**Task prompt**
Give the material once more, word for word, without any images.
-- Source records start --
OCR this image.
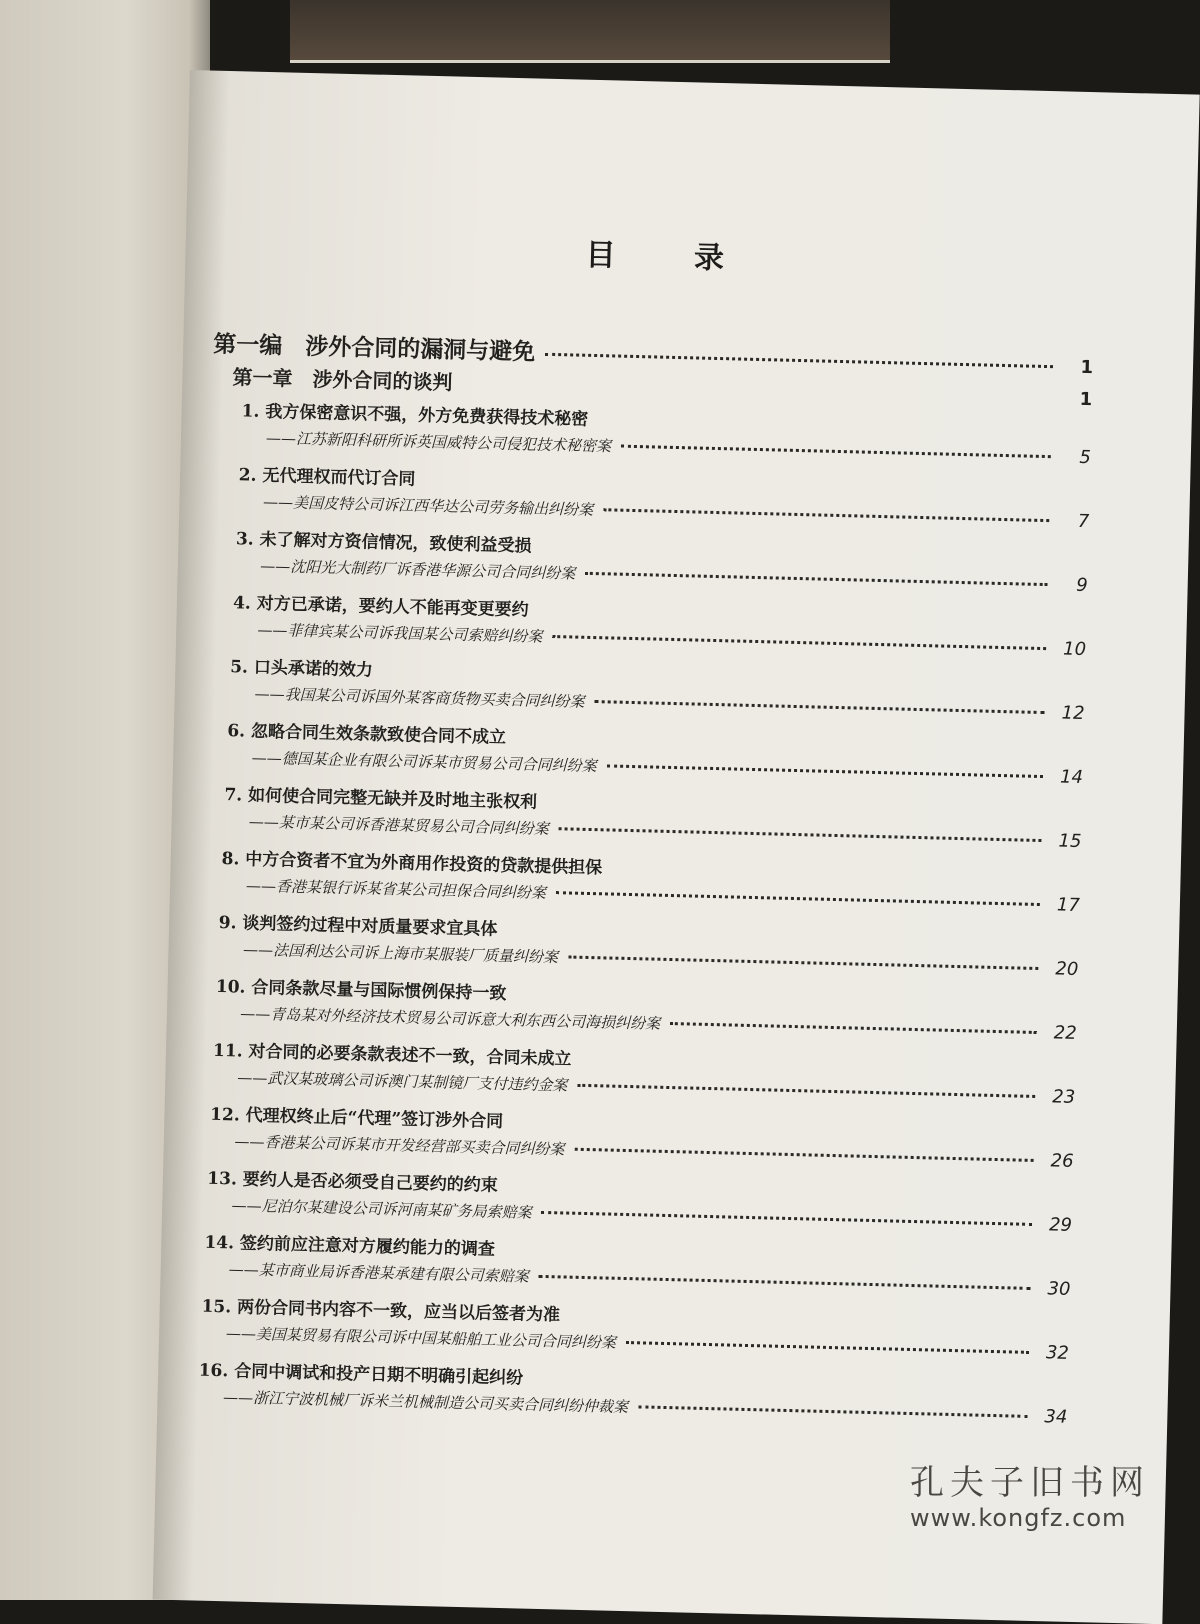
目 录
第一编　涉外合同的漏洞与避免
1
第一章　涉外合同的谈判
1
1. 我方保密意识不强，外方免费获得技术秘密
——江苏新阳科研所诉英国威特公司侵犯技术秘密案
5
2. 无代理权而代订合同
——美国皮特公司诉江西华达公司劳务输出纠纷案
7
3. 未了解对方资信情况，致使利益受损
——沈阳光大制药厂诉香港华源公司合同纠纷案
9
4. 对方已承诺，要约人不能再变更要约
——菲律宾某公司诉我国某公司索赔纠纷案
10
5. 口头承诺的效力
——我国某公司诉国外某客商货物买卖合同纠纷案
12
6. 忽略合同生效条款致使合同不成立
——德国某企业有限公司诉某市贸易公司合同纠纷案
14
7. 如何使合同完整无缺并及时地主张权利
——某市某公司诉香港某贸易公司合同纠纷案
15
8. 中方合资者不宜为外商用作投资的贷款提供担保
——香港某银行诉某省某公司担保合同纠纷案
17
9. 谈判签约过程中对质量要求宜具体
——法国利达公司诉上海市某服装厂质量纠纷案
20
10. 合同条款尽量与国际惯例保持一致
——青岛某对外经济技术贸易公司诉意大利东西公司海损纠纷案
22
11. 对合同的必要条款表述不一致，合同未成立
——武汉某玻璃公司诉澳门某制镜厂支付违约金案
23
12. 代理权终止后“代理”签订涉外合同
——香港某公司诉某市开发经营部买卖合同纠纷案
26
13. 要约人是否必须受自己要约的约束
——尼泊尔某建设公司诉河南某矿务局索赔案
29
14. 签约前应注意对方履约能力的调查
——某市商业局诉香港某承建有限公司索赔案
30
15. 两份合同书内容不一致，应当以后签者为准
——美国某贸易有限公司诉中国某船舶工业公司合同纠纷案
32
16. 合同中调试和投产日期不明确引起纠纷
——浙江宁波机械厂诉米兰机械制造公司买卖合同纠纷仲裁案
34
孔夫子旧书网
www.kongfz.com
-- Source records end --
**Answer**
OCR this image.
目 录
第一编　涉外合同的漏洞与避免
1
第一章　涉外合同的谈判
1
1. 我方保密意识不强，外方免费获得技术秘密
——江苏新阳科研所诉英国威特公司侵犯技术秘密案
5
2. 无代理权而代订合同
——美国皮特公司诉江西华达公司劳务输出纠纷案
7
3. 未了解对方资信情况，致使利益受损
——沈阳光大制药厂诉香港华源公司合同纠纷案
9
4. 对方已承诺，要约人不能再变更要约
——菲律宾某公司诉我国某公司索赔纠纷案
10
5. 口头承诺的效力
——我国某公司诉国外某客商货物买卖合同纠纷案
12
6. 忽略合同生效条款致使合同不成立
——德国某企业有限公司诉某市贸易公司合同纠纷案
14
7. 如何使合同完整无缺并及时地主张权利
——某市某公司诉香港某贸易公司合同纠纷案
15
8. 中方合资者不宜为外商用作投资的贷款提供担保
——香港某银行诉某省某公司担保合同纠纷案
17
9. 谈判签约过程中对质量要求宜具体
——法国利达公司诉上海市某服装厂质量纠纷案
20
10. 合同条款尽量与国际惯例保持一致
——青岛某对外经济技术贸易公司诉意大利东西公司海损纠纷案
22
11. 对合同的必要条款表述不一致，合同未成立
——武汉某玻璃公司诉澳门某制镜厂支付违约金案
23
12. 代理权终止后“代理”签订涉外合同
——香港某公司诉某市开发经营部买卖合同纠纷案
26
13. 要约人是否必须受自己要约的约束
——尼泊尔某建设公司诉河南某矿务局索赔案
29
14. 签约前应注意对方履约能力的调查
——某市商业局诉香港某承建有限公司索赔案
30
15. 两份合同书内容不一致，应当以后签者为准
——美国某贸易有限公司诉中国某船舶工业公司合同纠纷案
32
16. 合同中调试和投产日期不明确引起纠纷
——浙江宁波机械厂诉米兰机械制造公司买卖合同纠纷仲裁案
34
孔夫子旧书网
www.kongfz.com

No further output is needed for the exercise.